STATED TASK:
Repeat the material below exactly, with no pictures.
* * *
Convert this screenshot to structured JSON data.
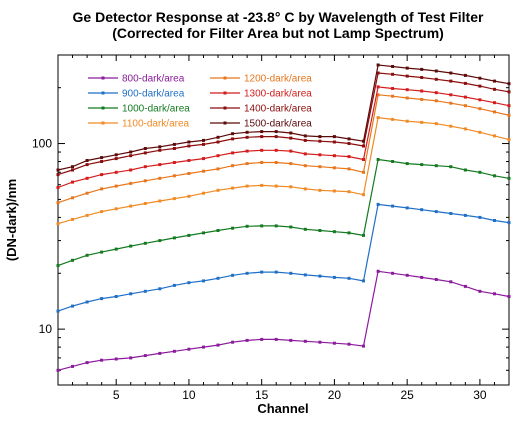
{
  "chart_data": {
    "type": "line",
    "title_line1": "Ge Detector Response at -23.8° C by Wavelength of Test Filter",
    "title_line2": "(Corrected for Filter Area but not Lamp Spectrum)",
    "xlabel": "Channel",
    "ylabel": "(DN-dark)/nm",
    "xlim": [
      1,
      32
    ],
    "ylim": [
      5,
      300
    ],
    "yscale": "log",
    "grid": false,
    "legend_placement": "top-left",
    "x_ticks": [
      5,
      10,
      15,
      20,
      25,
      30
    ],
    "y_ticks": [
      {
        "value": 10,
        "label": "10"
      },
      {
        "value": 100,
        "label": "100"
      }
    ],
    "x": [
      1,
      2,
      3,
      4,
      5,
      6,
      7,
      8,
      9,
      10,
      11,
      12,
      13,
      14,
      15,
      16,
      17,
      18,
      19,
      20,
      21,
      22,
      23,
      24,
      25,
      26,
      27,
      28,
      29,
      30,
      31,
      32
    ],
    "series": [
      {
        "name": "800-dark/area",
        "color": "#8b1a9c",
        "values": [
          6.0,
          6.3,
          6.6,
          6.8,
          6.9,
          7.0,
          7.2,
          7.4,
          7.6,
          7.8,
          8.0,
          8.2,
          8.5,
          8.7,
          8.8,
          8.8,
          8.7,
          8.6,
          8.5,
          8.4,
          8.3,
          8.1,
          20.5,
          20.0,
          19.5,
          19.0,
          18.5,
          18.0,
          17.0,
          16.0,
          15.5,
          15.0
        ]
      },
      {
        "name": "900-dark/area",
        "color": "#1f6fc6",
        "values": [
          12.5,
          13.3,
          14.0,
          14.6,
          15.0,
          15.5,
          16.0,
          16.5,
          17.2,
          17.8,
          18.2,
          18.8,
          19.5,
          20.0,
          20.3,
          20.3,
          20.0,
          19.6,
          19.3,
          19.0,
          18.8,
          18.2,
          47.0,
          46.0,
          45.0,
          44.0,
          43.0,
          42.0,
          41.0,
          40.0,
          38.5,
          37.5
        ]
      },
      {
        "name": "1000-dark/area",
        "color": "#137a1f",
        "values": [
          22.0,
          23.5,
          25.0,
          26.0,
          27.0,
          28.0,
          29.0,
          30.0,
          31.0,
          32.0,
          33.0,
          34.0,
          35.0,
          35.8,
          36.0,
          36.0,
          35.5,
          34.5,
          34.0,
          33.5,
          33.0,
          32.0,
          82.0,
          80.0,
          78.0,
          77.0,
          76.0,
          75.0,
          72.0,
          70.0,
          67.0,
          65.0
        ]
      },
      {
        "name": "1100-dark/area",
        "color": "#f08a24",
        "values": [
          37.0,
          39.0,
          41.0,
          43.0,
          44.5,
          46.0,
          47.5,
          49.0,
          50.5,
          52.0,
          54.0,
          56.0,
          57.5,
          59.0,
          59.5,
          59.0,
          58.5,
          57.0,
          56.0,
          55.5,
          55.0,
          53.0,
          138.0,
          135.0,
          132.0,
          130.0,
          128.0,
          124.0,
          120.0,
          115.0,
          110.0,
          105.0
        ]
      },
      {
        "name": "1200-dark/area",
        "color": "#e8761c",
        "values": [
          48.0,
          51.0,
          54.0,
          57.0,
          59.0,
          61.0,
          63.0,
          65.0,
          67.0,
          69.0,
          71.0,
          73.0,
          76.0,
          78.0,
          79.0,
          79.0,
          78.0,
          76.0,
          75.0,
          74.0,
          73.0,
          70.0,
          183.0,
          180.0,
          176.0,
          173.0,
          170.0,
          165.0,
          160.0,
          154.0,
          148.0,
          142.0
        ]
      },
      {
        "name": "1300-dark/area",
        "color": "#d41c1c",
        "values": [
          58.0,
          62.0,
          65.0,
          68.0,
          70.0,
          72.0,
          75.0,
          77.0,
          79.0,
          81.0,
          83.0,
          86.0,
          89.0,
          91.0,
          92.0,
          92.0,
          91.0,
          88.0,
          87.0,
          86.0,
          85.0,
          82.0,
          202.0,
          198.0,
          195.0,
          192.0,
          188.0,
          183.0,
          178.0,
          172.0,
          166.0,
          160.0
        ]
      },
      {
        "name": "1400-dark/area",
        "color": "#8b0d0d",
        "values": [
          68.0,
          72.0,
          77.0,
          80.0,
          83.0,
          86.0,
          89.0,
          92.0,
          94.0,
          97.0,
          99.0,
          102.0,
          106.0,
          108.0,
          109.0,
          109.0,
          107.0,
          104.0,
          103.0,
          102.0,
          100.0,
          97.0,
          240.0,
          236.0,
          231.0,
          227.0,
          222.0,
          217.0,
          211.0,
          204.0,
          196.0,
          190.0
        ]
      },
      {
        "name": "1500-dark/area",
        "color": "#5c0a0a",
        "values": [
          72.0,
          75.0,
          81.0,
          84.0,
          87.0,
          90.0,
          94.0,
          96.0,
          99.0,
          102.0,
          104.0,
          108.0,
          113.0,
          115.0,
          116.0,
          116.0,
          114.0,
          110.0,
          109.0,
          109.0,
          106.0,
          103.0,
          265.0,
          260.0,
          255.0,
          251.0,
          246.0,
          240.0,
          233.0,
          225.0,
          217.0,
          210.0
        ]
      }
    ]
  }
}
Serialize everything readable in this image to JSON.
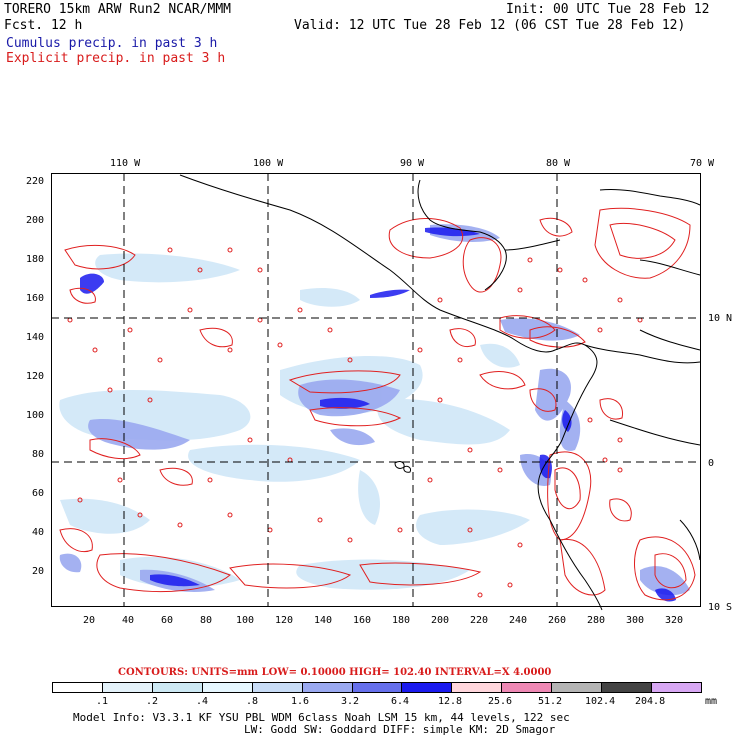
* * *
TASK OUTPUT:
Convert this screenshot to structured JSON data.
{
  "chart_data": {
    "type": "line",
    "title_line1": "Ge Detector Response at -23.8° C by Wavelength of Test Filter",
    "title_line2": "(Corrected for Filter Area but not Lamp Spectrum)",
    "xlabel": "Channel",
    "ylabel": "(DN-dark)/nm",
    "xlim": [
      1,
      32
    ],
    "ylim": [
      5,
      300
    ],
    "yscale": "log",
    "grid": false,
    "legend_placement": "top-left",
    "x_ticks": [
      5,
      10,
      15,
      20,
      25,
      30
    ],
    "y_ticks": [
      {
        "value": 10,
        "label": "10"
      },
      {
        "value": 100,
        "label": "100"
      }
    ],
    "x": [
      1,
      2,
      3,
      4,
      5,
      6,
      7,
      8,
      9,
      10,
      11,
      12,
      13,
      14,
      15,
      16,
      17,
      18,
      19,
      20,
      21,
      22,
      23,
      24,
      25,
      26,
      27,
      28,
      29,
      30,
      31,
      32
    ],
    "series": [
      {
        "name": "800-dark/area",
        "color": "#8b1a9c",
        "values": [
          6.0,
          6.3,
          6.6,
          6.8,
          6.9,
          7.0,
          7.2,
          7.4,
          7.6,
          7.8,
          8.0,
          8.2,
          8.5,
          8.7,
          8.8,
          8.8,
          8.7,
          8.6,
          8.5,
          8.4,
          8.3,
          8.1,
          20.5,
          20.0,
          19.5,
          19.0,
          18.5,
          18.0,
          17.0,
          16.0,
          15.5,
          15.0
        ]
      },
      {
        "name": "900-dark/area",
        "color": "#1f6fc6",
        "values": [
          12.5,
          13.3,
          14.0,
          14.6,
          15.0,
          15.5,
          16.0,
          16.5,
          17.2,
          17.8,
          18.2,
          18.8,
          19.5,
          20.0,
          20.3,
          20.3,
          20.0,
          19.6,
          19.3,
          19.0,
          18.8,
          18.2,
          47.0,
          46.0,
          45.0,
          44.0,
          43.0,
          42.0,
          41.0,
          40.0,
          38.5,
          37.5
        ]
      },
      {
        "name": "1000-dark/area",
        "color": "#137a1f",
        "values": [
          22.0,
          23.5,
          25.0,
          26.0,
          27.0,
          28.0,
          29.0,
          30.0,
          31.0,
          32.0,
          33.0,
          34.0,
          35.0,
          35.8,
          36.0,
          36.0,
          35.5,
          34.5,
          34.0,
          33.5,
          33.0,
          32.0,
          82.0,
          80.0,
          78.0,
          77.0,
          76.0,
          75.0,
          72.0,
          70.0,
          67.0,
          65.0
        ]
      },
      {
        "name": "1100-dark/area",
        "color": "#f08a24",
        "values": [
          37.0,
          39.0,
          41.0,
          43.0,
          44.5,
          46.0,
          47.5,
          49.0,
          50.5,
          52.0,
          54.0,
          56.0,
          57.5,
          59.0,
          59.5,
          59.0,
          58.5,
          57.0,
          56.0,
          55.5,
          55.0,
          53.0,
          138.0,
          135.0,
          132.0,
          130.0,
          128.0,
          124.0,
          120.0,
          115.0,
          110.0,
          105.0
        ]
      },
      {
        "name": "1200-dark/area",
        "color": "#e8761c",
        "values": [
          48.0,
          51.0,
          54.0,
          57.0,
          59.0,
          61.0,
          63.0,
          65.0,
          67.0,
          69.0,
          71.0,
          73.0,
          76.0,
          78.0,
          79.0,
          79.0,
          78.0,
          76.0,
          75.0,
          74.0,
          73.0,
          70.0,
          183.0,
          180.0,
          176.0,
          173.0,
          170.0,
          165.0,
          160.0,
          154.0,
          148.0,
          142.0
        ]
      },
      {
        "name": "1300-dark/area",
        "color": "#d41c1c",
        "values": [
          58.0,
          62.0,
          65.0,
          68.0,
          70.0,
          72.0,
          75.0,
          77.0,
          79.0,
          81.0,
          83.0,
          86.0,
          89.0,
          91.0,
          92.0,
          92.0,
          91.0,
          88.0,
          87.0,
          86.0,
          85.0,
          82.0,
          202.0,
          198.0,
          195.0,
          192.0,
          188.0,
          183.0,
          178.0,
          172.0,
          166.0,
          160.0
        ]
      },
      {
        "name": "1400-dark/area",
        "color": "#8b0d0d",
        "values": [
          68.0,
          72.0,
          77.0,
          80.0,
          83.0,
          86.0,
          89.0,
          92.0,
          94.0,
          97.0,
          99.0,
          102.0,
          106.0,
          108.0,
          109.0,
          109.0,
          107.0,
          104.0,
          103.0,
          102.0,
          100.0,
          97.0,
          240.0,
          236.0,
          231.0,
          227.0,
          222.0,
          217.0,
          211.0,
          204.0,
          196.0,
          190.0
        ]
      },
      {
        "name": "1500-dark/area",
        "color": "#5c0a0a",
        "values": [
          72.0,
          75.0,
          81.0,
          84.0,
          87.0,
          90.0,
          94.0,
          96.0,
          99.0,
          102.0,
          104.0,
          108.0,
          113.0,
          115.0,
          116.0,
          116.0,
          114.0,
          110.0,
          109.0,
          109.0,
          106.0,
          103.0,
          265.0,
          260.0,
          255.0,
          251.0,
          246.0,
          240.0,
          233.0,
          225.0,
          217.0,
          210.0
        ]
      }
    ]
  }
}
Serialize everything readable in this image to JSON.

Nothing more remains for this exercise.